* [Excerpted data]:

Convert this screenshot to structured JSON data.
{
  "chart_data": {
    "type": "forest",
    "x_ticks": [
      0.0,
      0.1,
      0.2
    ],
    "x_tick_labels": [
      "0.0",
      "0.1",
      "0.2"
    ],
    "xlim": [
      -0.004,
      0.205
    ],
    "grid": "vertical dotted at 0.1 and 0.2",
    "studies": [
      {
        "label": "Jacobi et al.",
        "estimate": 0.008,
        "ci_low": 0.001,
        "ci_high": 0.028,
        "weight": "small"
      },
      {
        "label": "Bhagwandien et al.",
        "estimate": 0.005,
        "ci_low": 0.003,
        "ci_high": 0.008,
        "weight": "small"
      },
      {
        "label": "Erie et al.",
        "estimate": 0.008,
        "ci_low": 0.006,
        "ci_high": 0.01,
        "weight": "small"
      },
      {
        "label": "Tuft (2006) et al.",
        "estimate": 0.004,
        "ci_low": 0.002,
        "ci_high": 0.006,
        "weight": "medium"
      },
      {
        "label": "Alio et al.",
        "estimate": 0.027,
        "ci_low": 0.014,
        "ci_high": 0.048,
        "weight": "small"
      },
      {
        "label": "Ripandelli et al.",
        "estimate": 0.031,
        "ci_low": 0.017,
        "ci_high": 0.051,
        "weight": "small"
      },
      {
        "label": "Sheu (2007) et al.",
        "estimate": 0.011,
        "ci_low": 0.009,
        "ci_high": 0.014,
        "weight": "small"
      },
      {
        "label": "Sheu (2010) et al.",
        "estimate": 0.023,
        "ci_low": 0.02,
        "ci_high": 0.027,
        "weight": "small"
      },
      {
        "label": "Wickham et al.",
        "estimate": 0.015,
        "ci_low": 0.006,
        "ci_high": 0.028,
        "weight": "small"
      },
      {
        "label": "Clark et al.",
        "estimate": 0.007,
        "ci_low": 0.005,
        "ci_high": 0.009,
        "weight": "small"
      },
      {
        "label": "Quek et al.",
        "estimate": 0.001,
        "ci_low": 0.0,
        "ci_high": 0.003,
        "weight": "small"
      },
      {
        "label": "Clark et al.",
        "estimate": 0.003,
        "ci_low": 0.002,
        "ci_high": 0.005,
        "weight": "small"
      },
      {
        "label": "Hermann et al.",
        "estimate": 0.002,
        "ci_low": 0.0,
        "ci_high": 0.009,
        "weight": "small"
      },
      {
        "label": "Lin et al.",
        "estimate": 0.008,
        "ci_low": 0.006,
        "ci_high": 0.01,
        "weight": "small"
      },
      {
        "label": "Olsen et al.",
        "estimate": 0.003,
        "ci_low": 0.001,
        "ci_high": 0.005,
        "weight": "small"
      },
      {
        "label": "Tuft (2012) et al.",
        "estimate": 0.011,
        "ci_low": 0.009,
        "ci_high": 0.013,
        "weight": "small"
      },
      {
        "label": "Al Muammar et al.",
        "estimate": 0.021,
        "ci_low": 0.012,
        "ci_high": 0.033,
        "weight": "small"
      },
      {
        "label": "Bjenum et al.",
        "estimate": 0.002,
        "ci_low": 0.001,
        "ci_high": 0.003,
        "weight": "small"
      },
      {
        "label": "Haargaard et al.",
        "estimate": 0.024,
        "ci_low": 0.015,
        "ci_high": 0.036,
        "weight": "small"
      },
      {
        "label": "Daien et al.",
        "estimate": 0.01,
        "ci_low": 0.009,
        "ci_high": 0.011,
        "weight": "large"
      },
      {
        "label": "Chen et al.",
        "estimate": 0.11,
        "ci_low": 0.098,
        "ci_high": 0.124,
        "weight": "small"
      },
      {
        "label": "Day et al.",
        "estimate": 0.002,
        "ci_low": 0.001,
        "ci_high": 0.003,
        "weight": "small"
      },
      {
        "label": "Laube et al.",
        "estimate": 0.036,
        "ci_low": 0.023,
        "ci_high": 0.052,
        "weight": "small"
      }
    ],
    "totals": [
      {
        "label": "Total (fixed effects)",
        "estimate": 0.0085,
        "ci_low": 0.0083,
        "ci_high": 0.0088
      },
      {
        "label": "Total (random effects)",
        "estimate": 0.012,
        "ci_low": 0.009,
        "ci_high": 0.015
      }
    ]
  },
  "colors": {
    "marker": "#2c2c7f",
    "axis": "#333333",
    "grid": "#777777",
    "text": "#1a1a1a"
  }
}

* [Task to carry out]:
Write out the whole listing again. Match it word for word.

* [Task solution]:
Convert this screenshot to structured JSON data.
{
  "chart_data": {
    "type": "forest",
    "x_ticks": [
      0.0,
      0.1,
      0.2
    ],
    "x_tick_labels": [
      "0.0",
      "0.1",
      "0.2"
    ],
    "xlim": [
      -0.004,
      0.205
    ],
    "grid": "vertical dotted at 0.1 and 0.2",
    "studies": [
      {
        "label": "Jacobi et al.",
        "estimate": 0.008,
        "ci_low": 0.001,
        "ci_high": 0.028,
        "weight": "small"
      },
      {
        "label": "Bhagwandien et al.",
        "estimate": 0.005,
        "ci_low": 0.003,
        "ci_high": 0.008,
        "weight": "small"
      },
      {
        "label": "Erie et al.",
        "estimate": 0.008,
        "ci_low": 0.006,
        "ci_high": 0.01,
        "weight": "small"
      },
      {
        "label": "Tuft (2006) et al.",
        "estimate": 0.004,
        "ci_low": 0.002,
        "ci_high": 0.006,
        "weight": "medium"
      },
      {
        "label": "Alio et al.",
        "estimate": 0.027,
        "ci_low": 0.014,
        "ci_high": 0.048,
        "weight": "small"
      },
      {
        "label": "Ripandelli et al.",
        "estimate": 0.031,
        "ci_low": 0.017,
        "ci_high": 0.051,
        "weight": "small"
      },
      {
        "label": "Sheu (2007) et al.",
        "estimate": 0.011,
        "ci_low": 0.009,
        "ci_high": 0.014,
        "weight": "small"
      },
      {
        "label": "Sheu (2010) et al.",
        "estimate": 0.023,
        "ci_low": 0.02,
        "ci_high": 0.027,
        "weight": "small"
      },
      {
        "label": "Wickham et al.",
        "estimate": 0.015,
        "ci_low": 0.006,
        "ci_high": 0.028,
        "weight": "small"
      },
      {
        "label": "Clark et al.",
        "estimate": 0.007,
        "ci_low": 0.005,
        "ci_high": 0.009,
        "weight": "small"
      },
      {
        "label": "Quek et al.",
        "estimate": 0.001,
        "ci_low": 0.0,
        "ci_high": 0.003,
        "weight": "small"
      },
      {
        "label": "Clark et al.",
        "estimate": 0.003,
        "ci_low": 0.002,
        "ci_high": 0.005,
        "weight": "small"
      },
      {
        "label": "Hermann et al.",
        "estimate": 0.002,
        "ci_low": 0.0,
        "ci_high": 0.009,
        "weight": "small"
      },
      {
        "label": "Lin et al.",
        "estimate": 0.008,
        "ci_low": 0.006,
        "ci_high": 0.01,
        "weight": "small"
      },
      {
        "label": "Olsen et al.",
        "estimate": 0.003,
        "ci_low": 0.001,
        "ci_high": 0.005,
        "weight": "small"
      },
      {
        "label": "Tuft (2012) et al.",
        "estimate": 0.011,
        "ci_low": 0.009,
        "ci_high": 0.013,
        "weight": "small"
      },
      {
        "label": "Al Muammar et al.",
        "estimate": 0.021,
        "ci_low": 0.012,
        "ci_high": 0.033,
        "weight": "small"
      },
      {
        "label": "Bjenum et al.",
        "estimate": 0.002,
        "ci_low": 0.001,
        "ci_high": 0.003,
        "weight": "small"
      },
      {
        "label": "Haargaard et al.",
        "estimate": 0.024,
        "ci_low": 0.015,
        "ci_high": 0.036,
        "weight": "small"
      },
      {
        "label": "Daien et al.",
        "estimate": 0.01,
        "ci_low": 0.009,
        "ci_high": 0.011,
        "weight": "large"
      },
      {
        "label": "Chen et al.",
        "estimate": 0.11,
        "ci_low": 0.098,
        "ci_high": 0.124,
        "weight": "small"
      },
      {
        "label": "Day et al.",
        "estimate": 0.002,
        "ci_low": 0.001,
        "ci_high": 0.003,
        "weight": "small"
      },
      {
        "label": "Laube et al.",
        "estimate": 0.036,
        "ci_low": 0.023,
        "ci_high": 0.052,
        "weight": "small"
      }
    ],
    "totals": [
      {
        "label": "Total (fixed effects)",
        "estimate": 0.0085,
        "ci_low": 0.0083,
        "ci_high": 0.0088
      },
      {
        "label": "Total (random effects)",
        "estimate": 0.012,
        "ci_low": 0.009,
        "ci_high": 0.015
      }
    ]
  },
  "colors": {
    "marker": "#2c2c7f",
    "axis": "#333333",
    "grid": "#777777",
    "text": "#1a1a1a"
  }
}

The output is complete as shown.